Return the lines below exactly, starting with the line that contains "What's the underlying" and stopping after the last line.

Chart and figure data
.....

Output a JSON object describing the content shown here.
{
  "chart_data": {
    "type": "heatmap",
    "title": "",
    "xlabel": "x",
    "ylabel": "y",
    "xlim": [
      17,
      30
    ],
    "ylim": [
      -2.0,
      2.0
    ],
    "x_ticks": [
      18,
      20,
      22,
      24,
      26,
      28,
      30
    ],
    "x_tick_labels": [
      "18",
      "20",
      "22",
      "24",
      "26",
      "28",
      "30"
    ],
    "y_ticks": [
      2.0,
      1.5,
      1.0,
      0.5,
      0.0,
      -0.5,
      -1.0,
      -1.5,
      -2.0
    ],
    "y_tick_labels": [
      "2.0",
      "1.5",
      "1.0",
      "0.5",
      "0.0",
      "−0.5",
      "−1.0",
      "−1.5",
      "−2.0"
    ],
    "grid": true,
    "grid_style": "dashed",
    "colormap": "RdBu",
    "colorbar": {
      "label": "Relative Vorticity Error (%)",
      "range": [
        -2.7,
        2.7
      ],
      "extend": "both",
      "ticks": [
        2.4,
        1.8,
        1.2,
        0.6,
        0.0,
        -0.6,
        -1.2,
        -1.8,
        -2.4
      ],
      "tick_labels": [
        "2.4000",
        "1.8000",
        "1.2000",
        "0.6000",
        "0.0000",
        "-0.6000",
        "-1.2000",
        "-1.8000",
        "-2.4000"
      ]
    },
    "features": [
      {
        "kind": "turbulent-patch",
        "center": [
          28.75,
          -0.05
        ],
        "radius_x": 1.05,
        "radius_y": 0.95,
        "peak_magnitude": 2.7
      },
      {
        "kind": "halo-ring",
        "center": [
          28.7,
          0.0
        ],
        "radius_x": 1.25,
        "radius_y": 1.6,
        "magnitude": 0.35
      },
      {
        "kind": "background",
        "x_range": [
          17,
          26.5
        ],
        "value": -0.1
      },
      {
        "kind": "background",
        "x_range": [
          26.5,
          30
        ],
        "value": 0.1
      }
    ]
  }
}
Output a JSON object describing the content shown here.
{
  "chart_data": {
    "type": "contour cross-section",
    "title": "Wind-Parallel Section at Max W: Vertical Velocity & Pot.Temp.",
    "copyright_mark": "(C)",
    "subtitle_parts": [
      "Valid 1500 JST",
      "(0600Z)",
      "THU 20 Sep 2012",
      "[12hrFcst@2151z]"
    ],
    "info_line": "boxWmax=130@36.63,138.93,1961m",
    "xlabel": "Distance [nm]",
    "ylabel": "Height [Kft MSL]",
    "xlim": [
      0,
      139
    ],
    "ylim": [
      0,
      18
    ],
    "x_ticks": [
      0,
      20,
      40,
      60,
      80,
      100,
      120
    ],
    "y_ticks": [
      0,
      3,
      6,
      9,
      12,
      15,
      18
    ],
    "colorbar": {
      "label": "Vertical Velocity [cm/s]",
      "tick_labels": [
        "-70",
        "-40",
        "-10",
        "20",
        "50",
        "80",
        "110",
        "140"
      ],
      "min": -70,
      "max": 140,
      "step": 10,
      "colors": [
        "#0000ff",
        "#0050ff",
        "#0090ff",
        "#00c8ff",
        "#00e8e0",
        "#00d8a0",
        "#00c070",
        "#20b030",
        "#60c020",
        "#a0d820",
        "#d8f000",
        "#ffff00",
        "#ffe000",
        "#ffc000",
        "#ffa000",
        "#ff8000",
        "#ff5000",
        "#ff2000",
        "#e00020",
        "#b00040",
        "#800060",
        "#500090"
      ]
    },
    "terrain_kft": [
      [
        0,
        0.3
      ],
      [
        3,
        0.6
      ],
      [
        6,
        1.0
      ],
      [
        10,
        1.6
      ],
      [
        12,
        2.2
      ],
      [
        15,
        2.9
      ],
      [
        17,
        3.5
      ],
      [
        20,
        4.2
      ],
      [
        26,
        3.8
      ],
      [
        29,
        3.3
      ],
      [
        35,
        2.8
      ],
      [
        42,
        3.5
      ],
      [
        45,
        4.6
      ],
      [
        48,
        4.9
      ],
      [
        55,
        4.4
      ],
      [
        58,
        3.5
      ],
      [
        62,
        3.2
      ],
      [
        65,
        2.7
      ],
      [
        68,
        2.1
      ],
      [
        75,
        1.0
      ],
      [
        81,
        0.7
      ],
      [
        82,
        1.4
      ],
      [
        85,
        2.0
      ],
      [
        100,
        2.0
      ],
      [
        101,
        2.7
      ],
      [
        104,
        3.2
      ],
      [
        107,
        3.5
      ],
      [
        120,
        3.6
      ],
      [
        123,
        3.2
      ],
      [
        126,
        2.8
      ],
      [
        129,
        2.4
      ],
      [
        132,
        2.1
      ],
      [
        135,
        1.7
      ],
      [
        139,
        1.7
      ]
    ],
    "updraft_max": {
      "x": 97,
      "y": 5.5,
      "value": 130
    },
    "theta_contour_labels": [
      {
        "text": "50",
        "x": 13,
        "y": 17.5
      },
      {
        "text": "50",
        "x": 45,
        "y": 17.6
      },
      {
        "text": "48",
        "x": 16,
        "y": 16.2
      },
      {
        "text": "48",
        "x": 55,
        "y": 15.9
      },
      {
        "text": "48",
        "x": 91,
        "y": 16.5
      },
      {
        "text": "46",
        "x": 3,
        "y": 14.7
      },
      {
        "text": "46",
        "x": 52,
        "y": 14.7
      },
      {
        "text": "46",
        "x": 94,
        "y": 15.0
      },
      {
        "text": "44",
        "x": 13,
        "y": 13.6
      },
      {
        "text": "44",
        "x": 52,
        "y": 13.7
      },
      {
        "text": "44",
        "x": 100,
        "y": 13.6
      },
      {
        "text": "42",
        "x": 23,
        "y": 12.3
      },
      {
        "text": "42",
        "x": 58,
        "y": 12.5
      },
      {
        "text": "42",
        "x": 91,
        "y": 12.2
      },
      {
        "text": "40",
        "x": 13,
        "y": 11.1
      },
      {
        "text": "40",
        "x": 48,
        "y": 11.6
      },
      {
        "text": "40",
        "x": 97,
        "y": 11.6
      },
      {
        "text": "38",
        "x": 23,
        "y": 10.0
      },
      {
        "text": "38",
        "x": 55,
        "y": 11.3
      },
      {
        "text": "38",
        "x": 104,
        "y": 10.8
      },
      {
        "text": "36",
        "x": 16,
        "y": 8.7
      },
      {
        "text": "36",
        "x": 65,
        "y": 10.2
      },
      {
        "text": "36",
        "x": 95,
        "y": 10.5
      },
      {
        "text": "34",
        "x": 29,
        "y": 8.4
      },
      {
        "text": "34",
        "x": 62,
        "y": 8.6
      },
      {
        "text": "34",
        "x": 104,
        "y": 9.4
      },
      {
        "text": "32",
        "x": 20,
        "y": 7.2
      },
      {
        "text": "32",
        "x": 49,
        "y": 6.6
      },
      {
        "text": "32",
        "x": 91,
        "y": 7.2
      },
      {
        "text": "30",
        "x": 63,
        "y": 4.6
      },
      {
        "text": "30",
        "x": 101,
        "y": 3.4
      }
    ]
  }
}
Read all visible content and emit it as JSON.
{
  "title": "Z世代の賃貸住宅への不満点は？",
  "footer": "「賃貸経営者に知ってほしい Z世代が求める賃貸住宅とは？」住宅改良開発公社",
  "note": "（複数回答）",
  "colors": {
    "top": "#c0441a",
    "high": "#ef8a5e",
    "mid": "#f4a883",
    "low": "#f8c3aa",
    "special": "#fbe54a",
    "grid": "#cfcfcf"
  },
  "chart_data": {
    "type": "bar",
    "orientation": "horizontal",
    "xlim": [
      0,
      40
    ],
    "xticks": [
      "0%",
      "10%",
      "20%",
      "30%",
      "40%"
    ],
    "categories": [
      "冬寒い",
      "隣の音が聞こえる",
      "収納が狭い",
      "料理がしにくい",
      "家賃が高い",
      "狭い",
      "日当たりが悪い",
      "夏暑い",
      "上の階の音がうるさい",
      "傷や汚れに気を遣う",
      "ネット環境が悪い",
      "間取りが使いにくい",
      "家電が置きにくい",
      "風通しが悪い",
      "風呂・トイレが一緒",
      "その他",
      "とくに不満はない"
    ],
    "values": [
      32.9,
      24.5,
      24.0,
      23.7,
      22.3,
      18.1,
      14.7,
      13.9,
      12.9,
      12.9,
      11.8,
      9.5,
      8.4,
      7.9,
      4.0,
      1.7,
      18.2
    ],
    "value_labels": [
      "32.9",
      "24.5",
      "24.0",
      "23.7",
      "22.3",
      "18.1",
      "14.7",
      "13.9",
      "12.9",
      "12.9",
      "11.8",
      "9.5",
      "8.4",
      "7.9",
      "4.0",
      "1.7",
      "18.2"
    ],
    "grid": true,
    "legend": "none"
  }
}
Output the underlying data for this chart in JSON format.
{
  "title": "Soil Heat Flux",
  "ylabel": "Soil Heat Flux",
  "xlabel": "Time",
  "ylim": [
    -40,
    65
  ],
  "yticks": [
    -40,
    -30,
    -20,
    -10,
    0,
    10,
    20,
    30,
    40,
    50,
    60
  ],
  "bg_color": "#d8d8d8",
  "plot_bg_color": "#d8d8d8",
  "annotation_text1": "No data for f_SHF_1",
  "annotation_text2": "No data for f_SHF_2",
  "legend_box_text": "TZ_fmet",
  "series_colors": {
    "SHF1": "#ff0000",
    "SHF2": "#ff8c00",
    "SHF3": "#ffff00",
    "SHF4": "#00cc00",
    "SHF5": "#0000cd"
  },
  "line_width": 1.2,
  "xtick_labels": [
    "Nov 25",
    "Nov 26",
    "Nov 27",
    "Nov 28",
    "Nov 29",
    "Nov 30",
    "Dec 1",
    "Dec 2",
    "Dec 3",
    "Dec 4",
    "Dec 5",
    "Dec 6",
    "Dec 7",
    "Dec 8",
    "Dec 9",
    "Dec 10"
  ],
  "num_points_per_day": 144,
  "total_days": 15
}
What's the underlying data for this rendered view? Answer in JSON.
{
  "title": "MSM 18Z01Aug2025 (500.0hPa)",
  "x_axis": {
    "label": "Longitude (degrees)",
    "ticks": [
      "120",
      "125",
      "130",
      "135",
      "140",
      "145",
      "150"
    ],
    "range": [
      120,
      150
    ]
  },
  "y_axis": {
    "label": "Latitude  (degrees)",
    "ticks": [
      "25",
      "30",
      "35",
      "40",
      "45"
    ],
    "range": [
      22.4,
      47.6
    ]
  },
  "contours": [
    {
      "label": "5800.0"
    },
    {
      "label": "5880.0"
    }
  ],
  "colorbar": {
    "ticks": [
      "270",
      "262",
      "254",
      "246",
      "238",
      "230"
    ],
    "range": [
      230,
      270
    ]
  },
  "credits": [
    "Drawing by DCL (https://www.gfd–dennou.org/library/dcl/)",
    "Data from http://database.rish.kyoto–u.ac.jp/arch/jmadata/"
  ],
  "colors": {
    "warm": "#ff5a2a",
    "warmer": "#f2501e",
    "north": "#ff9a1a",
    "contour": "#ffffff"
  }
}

.....

### [SOLUTION FOR THIS PROBLEM]
What's the underlying data for this rendered view? Answer in JSON.
{
  "title": "MSM 18Z01Aug2025 (500.0hPa)",
  "x_axis": {
    "label": "Longitude (degrees)",
    "ticks": [
      "120",
      "125",
      "130",
      "135",
      "140",
      "145",
      "150"
    ],
    "range": [
      120,
      150
    ]
  },
  "y_axis": {
    "label": "Latitude  (degrees)",
    "ticks": [
      "25",
      "30",
      "35",
      "40",
      "45"
    ],
    "range": [
      22.4,
      47.6
    ]
  },
  "contours": [
    {
      "label": "5800.0"
    },
    {
      "label": "5880.0"
    }
  ],
  "colorbar": {
    "ticks": [
      "270",
      "262",
      "254",
      "246",
      "238",
      "230"
    ],
    "range": [
      230,
      270
    ]
  },
  "credits": [
    "Drawing by DCL (https://www.gfd–dennou.org/library/dcl/)",
    "Data from http://database.rish.kyoto–u.ac.jp/arch/jmadata/"
  ],
  "colors": {
    "warm": "#ff5a2a",
    "warmer": "#f2501e",
    "north": "#ff9a1a",
    "contour": "#ffffff"
  }
}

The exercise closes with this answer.